What you will do: Extract, from the listing that follows, each line containing the word "Deborah".

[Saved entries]
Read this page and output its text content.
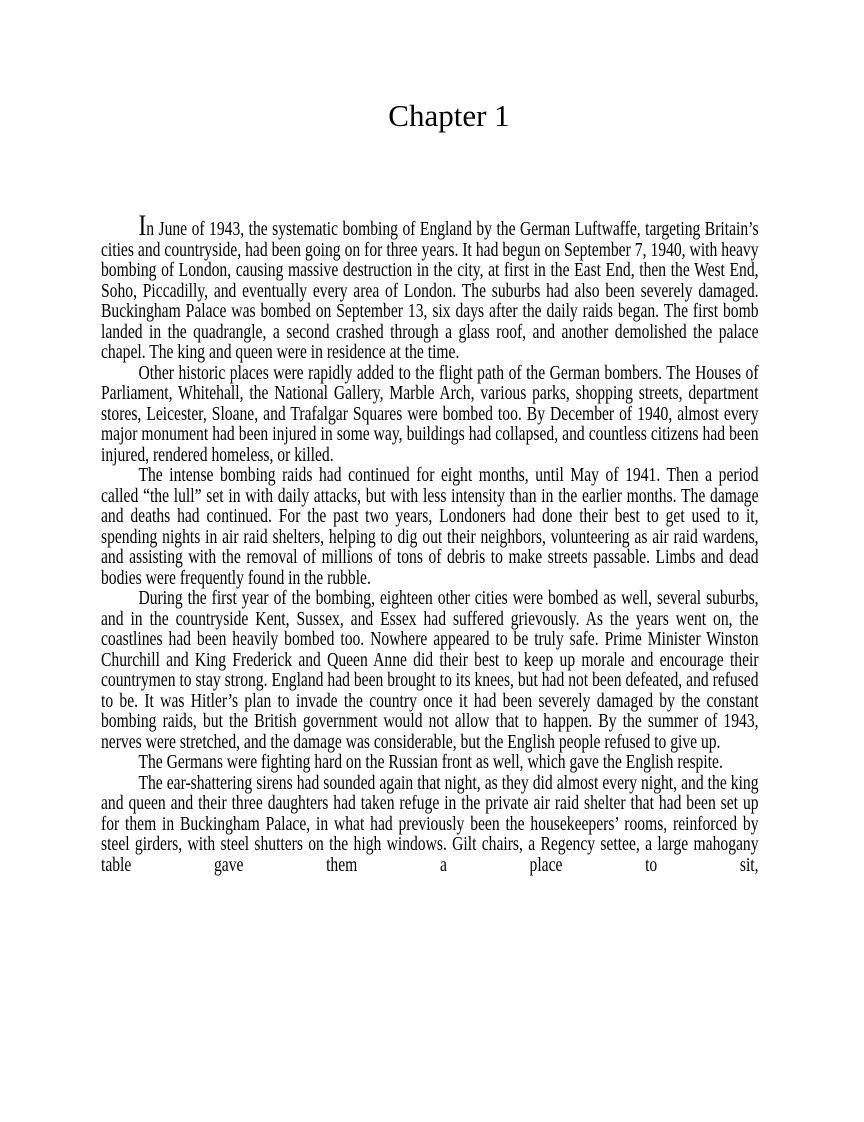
Chapter 1

In June of 1943, the systematic bombing of England by the German Luftwaffe, targeting Britain’s cities and countryside, had been going on for three years. It had begun on September 7, 1940, with heavy bombing of London, causing massive destruction in the city, at first in the East End, then the West End, Soho, Piccadilly, and eventually every area of London. The suburbs had also been severely damaged. Buckingham Palace was bombed on September 13, six days after the daily raids began. The first bomb landed in the quadrangle, a second crashed through a glass roof, and another demolished the palace chapel. The king and queen were in residence at the time.

Other historic places were rapidly added to the flight path of the German bombers. The Houses of Parliament, Whitehall, the National Gallery, Marble Arch, various parks, shopping streets, department stores, Leicester, Sloane, and Trafalgar Squares were bombed too. By December of 1940, almost every major monument had been injured in some way, buildings had collapsed, and countless citizens had been injured, rendered homeless, or killed.

The intense bombing raids had continued for eight months, until May of 1941. Then a period called “the lull” set in with daily attacks, but with less intensity than in the earlier months. The damage and deaths had continued. For the past two years, Londoners had done their best to get used to it, spending nights in air raid shelters, helping to dig out their neighbors, volunteering as air raid wardens, and assisting with the removal of millions of tons of debris to make streets passable. Limbs and dead bodies were frequently found in the rubble.

During the first year of the bombing, eighteen other cities were bombed as well, several suburbs, and in the countryside Kent, Sussex, and Essex had suffered grievously. As the years went on, the coastlines had been heavily bombed too. Nowhere appeared to be truly safe. Prime Minister Winston Churchill and King Frederick and Queen Anne did their best to keep up morale and encourage their countrymen to stay strong. England had been brought to its knees, but had not been defeated, and refused to be. It was Hitler’s plan to invade the country once it had been severely damaged by the constant bombing raids, but the British government would not allow that to happen. By the summer of 1943, nerves were stretched, and the damage was considerable, but the English people refused to give up.

The Germans were fighting hard on the Russian front as well, which gave the English respite.

The ear-shattering sirens had sounded again that night, as they did almost every night, and the king and queen and their three daughters had taken refuge in the private air raid shelter that had been set up for them in Buckingham Palace, in what had previously been the housekeepers’ rooms, reinforced by steel girders, with steel shutters on the high windows. Gilt chairs, a Regency settee, a large mahogany table gave them a place to sit,
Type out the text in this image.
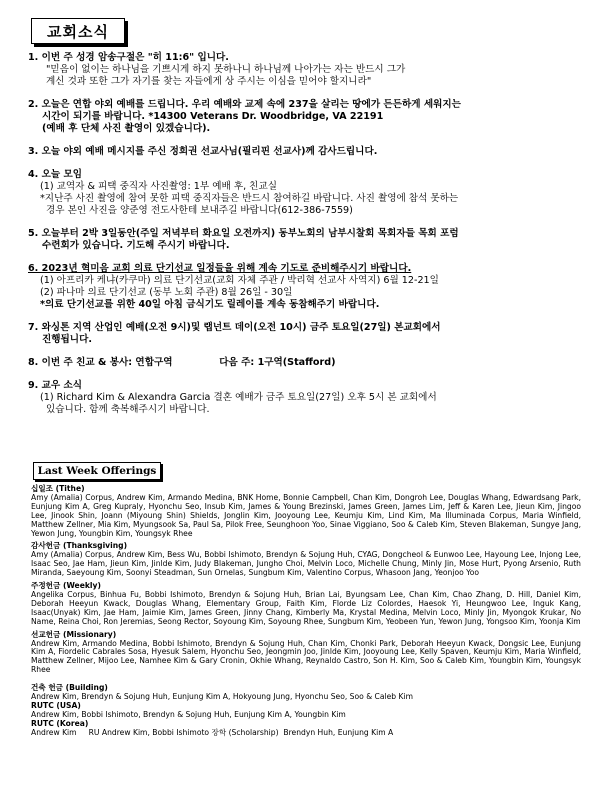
교회소식
1. 이번 주 성경 암송구절은 "히 11:6" 입니다.
"믿음이 없이는 하나님을 기쁘시게 하지 못하나니 하나님께 나아가는 자는 반드시 그가
계신 것과 또한 그가 자기를 찾는 자들에게 상 주시는 이심을 믿어야 할지니라"
2. 오늘은 연합 야외 예배를 드립니다. 우리 예배와 교제 속에 237을 살리는 땅에가 든든하게 세워지는
시간이 되기를 바랍니다. *14300 Veterans Dr. Woodbridge, VA 22191
(예배 후 단체 사진 촬영이 있겠습니다).
3. 오늘 야외 예배 메시지를 주신 정희권 선교사님(필리핀 선교사)께 감사드립니다.
4. 오늘 모임
(1) 교역자 & 피택 중직자 사진촬영: 1부 예배 후, 친교실
*지난주 사진 촬영에 참여 못한 피택 중직자들은 반드시 참여하길 바랍니다. 사진 촬영에 참석 못하는
경우 본인 사진을 양준영 전도사한테 보내주길 바랍니다(612-386-7559)
5. 오늘부터 2박 3일동안(주일 저녁부터 화요일 오전까지) 동부노회의 남부시찰회 목회자들 목회 포럼
수련회가 있습니다. 기도해 주시기 바랍니다.
6. 2023년 혁미음 교회 의료 단기선교 일정들을 위해 계속 기도로 준비해주시기 바랍니다.
(1) 아프리카 케냐(카쿠마) 의료 단기선교(교회 자체 주관 / 박리혁 선교사 사역지) 6월 12-21일
(2) 파나마 의료 단기선교 (동부 노회 주관) 8월 26일 - 30일
*의료 단기선교를 위한 40일 아침 금식기도 릴레이를 계속 동참해주기 바랍니다.
7. 와싱톤 지역 산업인 예배(오전 9시)및 랩넌트 데이(오전 10시) 금주 토요일(27일) 본교회에서
진행됩니다.
8. 이번 주 친교 & 봉사: 연합구역              다음 주: 1구역(Stafford)
9. 교우 소식
(1) Richard Kim & Alexandra Garcia 결혼 예배가 금주 토요일(27일) 오후 5시 본 교회에서
있습니다. 함께 축복해주시기 바랍니다.
Last Week Offerings
십일조 (Tithe)
Amy (Amalia) Corpus, Andrew Kim, Armando Medina, BNK Home, Bonnie Campbell, Chan Kim, Dongroh Lee, Douglas Whang, Edwardsang Park, Eunjung Kim A, Greg Kupraly, Hyonchu Seo, Insub Kim, James & Young Brezinski, James Green, James Lim, Jeff & Karen Lee, Jieun Kim, Jingoo Lee, Jinook Shin, Joann (Miyoung Shin) Shields, Jonglin Kim, Jooyoung Lee, Keumju Kim, Lind Kim, Ma Illuminada Corpus, Maria Winfield, Matthew Zellner, Mia Kim, Myungsook Sa, Paul Sa, Pilok Free, Seunghoon Yoo, Sinae Viggiano, Soo & Caleb Kim, Steven Blakeman, Sungye Jang, Yewon Jung, Youngbin Kim, Youngsyk Rhee
감사헌금 (Thanksgiving)
Amy (Amalia) Corpus, Andrew Kim, Bess Wu, Bobbi Ishimoto, Brendyn & Sojung Huh, CYAG, Dongcheol & Eunwoo Lee, Hayoung Lee, Injong Lee, Isaac Seo, Jae Ham, Jieun Kim, Jinlde Kim, Judy Blakeman, Jungho Choi, Melvin Loco, Michelle Chung, Minly Jin, Mose Hurt, Pyong Arsenio, Ruth Miranda, Saeyoung Kim, Soonyi Steadman, Sun Ornelas, Sungbum Kim, Valentino Corpus, Whasoon Jang, Yeonjoo Yoo
주정헌금 (Weekly)
Angelika Corpus, Binhua Fu, Bobbi Ishimoto, Brendyn & Sojung Huh, Brian Lai, Byungsam Lee, Chan Kim, Chao Zhang, D. Hill, Daniel Kim, Deborah Heeyun Kwack, Douglas Whang, Elementary Group, Faith Kim, Florde Liz Colordes, Haesok Yi, Heungwoo Lee, Inguk Kang, Isaac(Unyak) Kim, Jae Ham, Jaimie Kim, James Green, Jinny Chang, Kimberly Ma, Krystal Medina, Melvin Loco, Minly Jin, Myongok Krukar, No Name, Reina Choi, Ron Jeremias, Seong Rector, Soyoung Kim, Soyoung Rhee, Sungbum Kim, Yeobeen Yun, Yewon Jung, Yongsoo Kim, Yoonja Kim
선교헌금 (Missionary)
Andrew Kim, Armando Medina, Bobbi Ishimoto, Brendyn & Sojung Huh, Chan Kim, Chonki Park, Deborah Heeyun Kwack, Dongsic Lee, Eunjung Kim A, Fiordelic Cabrales Sosa, Hyesuk Salem, Hyonchu Seo, Jeongmin Joo, Jinlde Kim, Jooyoung Lee, Kelly Spaven, Keumju Kim, Maria Winfield, Matthew Zellner, Mijoo Lee, Namhee Kim & Gary Cronin, Okhie Whang, Reynaldo Castro, Son H. Kim, Soo & Caleb Kim, Youngbin Kim, Youngsyk Rhee
건축 헌금 (Building)
Andrew Kim, Brendyn & Sojung Huh, Eunjung Kim A, Hokyoung Jung, Hyonchu Seo, Soo & Caleb Kim
RUTC (USA)
Andrew Kim, Bobbi Ishimoto, Brendyn & Sojung Huh, Eunjung Kim A, Youngbin Kim
RUTC (Korea)
Andrew Kim     RU Andrew Kim, Bobbi Ishimoto 장학 (Scholarship)  Brendyn Huh, Eunjung Kim A
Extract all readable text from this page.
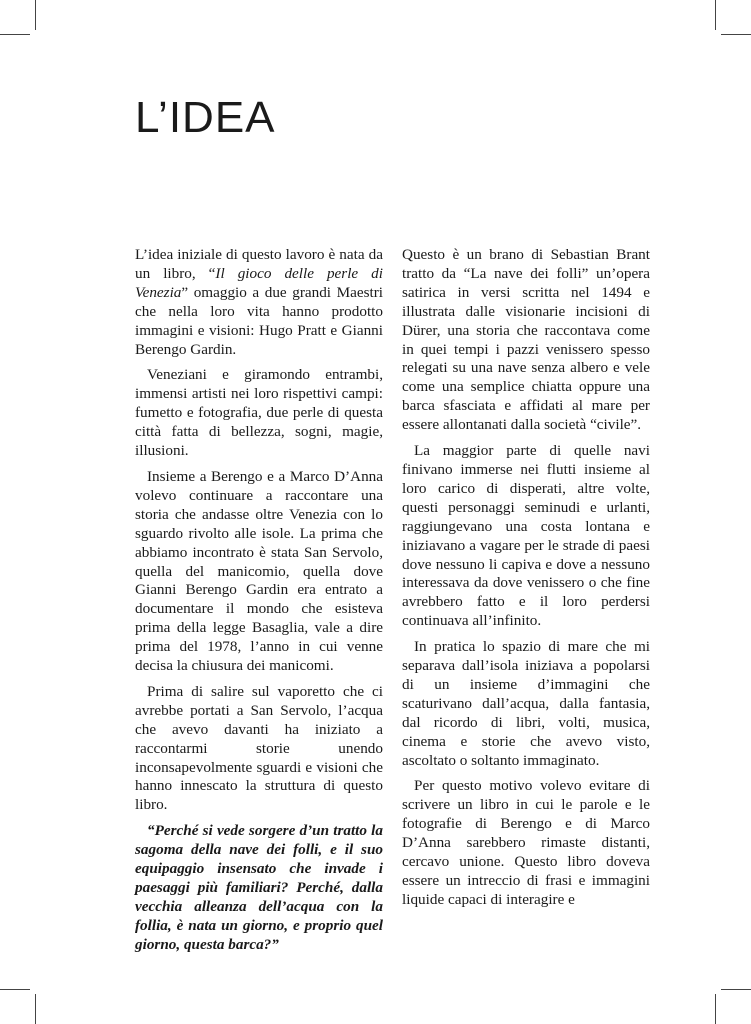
L’IDEA

L’idea iniziale di questo lavoro è nata da un libro, “Il gioco delle perle di Venezia” omaggio a due grandi Maestri che nella loro vita hanno prodotto immagini e visioni: Hugo Pratt e Gianni Berengo Gardin.

Veneziani e giramondo entrambi, immensi artisti nei loro rispettivi campi: fumetto e fotografia, due perle di questa città fatta di bellezza, sogni, magie, illusioni.

Insieme a Berengo e a Marco D’Anna volevo continuare a raccontare una storia che andasse oltre Venezia con lo sguardo rivolto alle isole. La prima che abbiamo incontrato è stata San Servolo, quella del manicomio, quella dove Gianni Berengo Gardin era entrato a documentare il mondo che esisteva prima della legge Basaglia, vale a dire prima del 1978, l’anno in cui venne decisa la chiusura dei manicomi.

Prima di salire sul vaporetto che ci avrebbe portati a San Servolo, l’acqua che avevo davanti ha iniziato a raccontarmi storie unendo inconsapevolmente sguardi e visioni che hanno innescato la struttura di questo libro.

“Perché si vede sorgere d’un tratto la sagoma della nave dei folli, e il suo equipaggio insensato che invade i paesaggi più familiari? Perché, dalla vecchia alleanza dell’acqua con la follia, è nata un giorno, e proprio quel giorno, questa barca?”

Questo è un brano di Sebastian Brant tratto da “La nave dei folli” un’opera satirica in versi scritta nel 1494 e illustrata dalle visionarie incisioni di Dürer, una storia che raccontava come in quei tempi i pazzi venissero spesso relegati su una nave senza albero e vele come una semplice chiatta oppure una barca sfasciata e affidati al mare per essere allontanati dalla società “civile”.

La maggior parte di quelle navi finivano immerse nei flutti insieme al loro carico di disperati, altre volte, questi personaggi seminudi e urlanti, raggiungevano una costa lontana e iniziavano a vagare per le strade di paesi dove nessuno li capiva e dove a nessuno interessava da dove venissero o che fine avrebbero fatto e il loro perdersi continuava all’infinito.

In pratica lo spazio di mare che mi separava dall’isola iniziava a popolarsi di un insieme d’immagini che scaturivano dall’acqua, dalla fantasia, dal ricordo di libri, volti, musica, cinema e storie che avevo visto, ascoltato o soltanto immaginato.

Per questo motivo volevo evitare di scrivere un libro in cui le parole e le fotografie di Berengo e di Marco D’Anna sarebbero rimaste distanti, cercavo unione. Questo libro doveva essere un intreccio di frasi e immagini liquide capaci di interagire e
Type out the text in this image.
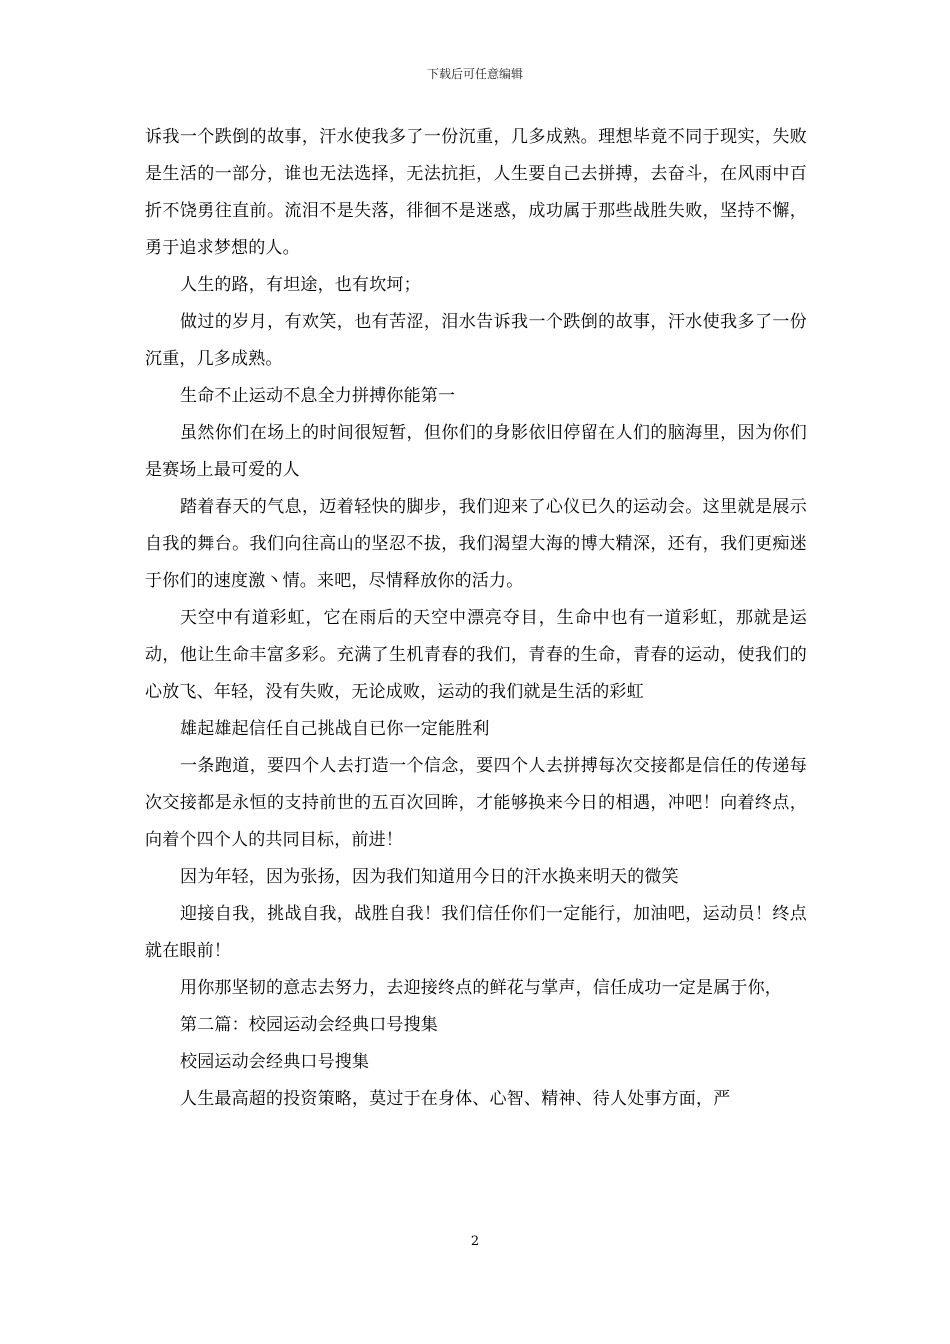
下载后可任意编辑

诉我一个跌倒的故事，汗水使我多了一份沉重，几多成熟。理想毕竟不同于现实，失败是生活的一部分，谁也无法选择，无法抗拒，人生要自己去拼搏，去奋斗，在风雨中百折不饶勇往直前。流泪不是失落，徘徊不是迷惑，成功属于那些战胜失败，坚持不懈，勇于追求梦想的人。

人生的路，有坦途，也有坎坷；

做过的岁月，有欢笑，也有苦涩，泪水告诉我一个跌倒的故事，汗水使我多了一份沉重，几多成熟。

生命不止运动不息全力拼搏你能第一

虽然你们在场上的时间很短暂，但你们的身影依旧停留在人们的脑海里，因为你们是赛场上最可爱的人

踏着春天的气息，迈着轻快的脚步，我们迎来了心仪已久的运动会。这里就是展示自我的舞台。我们向往高山的坚忍不拔，我们渴望大海的博大精深，还有，我们更痴迷于你们的速度激丶情。来吧，尽情释放你的活力。

天空中有道彩虹，它在雨后的天空中漂亮夺目，生命中也有一道彩虹，那就是运动，他让生命丰富多彩。充满了生机青春的我们，青春的生命，青春的运动，使我们的心放飞、年轻，没有失败，无论成败，运动的我们就是生活的彩虹

雄起雄起信任自己挑战自已你一定能胜利

一条跑道，要四个人去打造一个信念，要四个人去拼搏每次交接都是信任的传递每次交接都是永恒的支持前世的五百次回眸，才能够换来今日的相遇，冲吧！向着终点，向着个四个人的共同目标，前进！

因为年轻，因为张扬，因为我们知道用今日的汗水换来明天的微笑

迎接自我，挑战自我，战胜自我！我们信任你们一定能行，加油吧，运动员！终点就在眼前！

用你那坚韧的意志去努力，去迎接终点的鲜花与掌声，信任成功一定是属于你，

第二篇：校园运动会经典口号搜集

校园运动会经典口号搜集

人生最高超的投资策略，莫过于在身体、心智、精神、待人处事方面，严

2
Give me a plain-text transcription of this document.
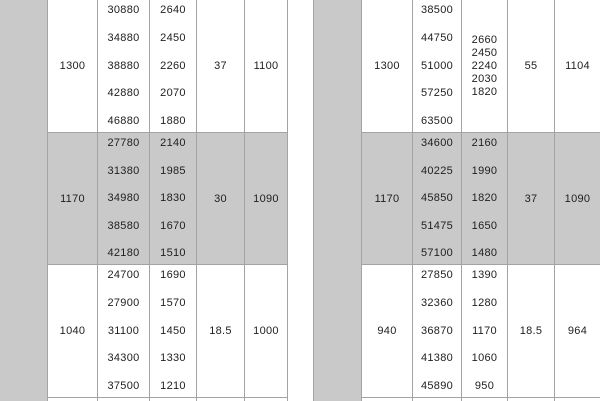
1300
1170
1040
30880
34880
38880
42880
46880
27780
31380
34980
38580
42180
24700
27900
31100
34300
37500
2640
2450
2260
2070
1880
2140
1985
1830
1670
1510
1690
1570
1450
1330
1210
37
30
18.5
1100
1090
1000
1300
1170
940
38500
44750
51000
57250
63500
34600
40225
45850
51475
57100
27850
32360
36870
41380
45890
2660
2450
2240
2030
1820
2160
1990
1820
1650
1480
1390
1280
1170
1060
950
55
37
18.5
1104
1090
964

Answer below:
Angelika Corpus, Binhua Fu, Bobbi Ishimoto, Brendyn & Sojung Huh, Brian Lai, Byungsam Lee, Chan Kim, Chao Zhang, D. Hill, Daniel Kim, Deborah Heeyun Kwack, Douglas Whang, Elementary Group, Faith Kim, Florde Liz Colordes, Haesok Yi, Heungwoo Lee, Inguk Kang, Isaac(Unyak) Kim, Jae Ham, Jaimie Kim, James Green, Jinny Chang, Kimberly Ma, Krystal Medina, Melvin Loco, Minly Jin, Myongok Krukar, No Name, Reina Choi, Ron Jeremias, Seong Rector, Soyoung Kim, Soyoung Rhee, Sungbum Kim, Yeobeen Yun, Yewon Jung, Yongsoo Kim, Yoonja Kim
Andrew Kim, Armando Medina, Bobbi Ishimoto, Brendyn & Sojung Huh, Chan Kim, Chonki Park, Deborah Heeyun Kwack, Dongsic Lee, Eunjung Kim A, Fiordelic Cabrales Sosa, Hyesuk Salem, Hyonchu Seo, Jeongmin Joo, Jinlde Kim, Jooyoung Lee, Kelly Spaven, Keumju Kim, Maria Winfield, Matthew Zellner, Mijoo Lee, Namhee Kim & Gary Cronin, Okhie Whang, Reynaldo Castro, Son H. Kim, Soo & Caleb Kim, Youngbin Kim, Youngsyk Rhee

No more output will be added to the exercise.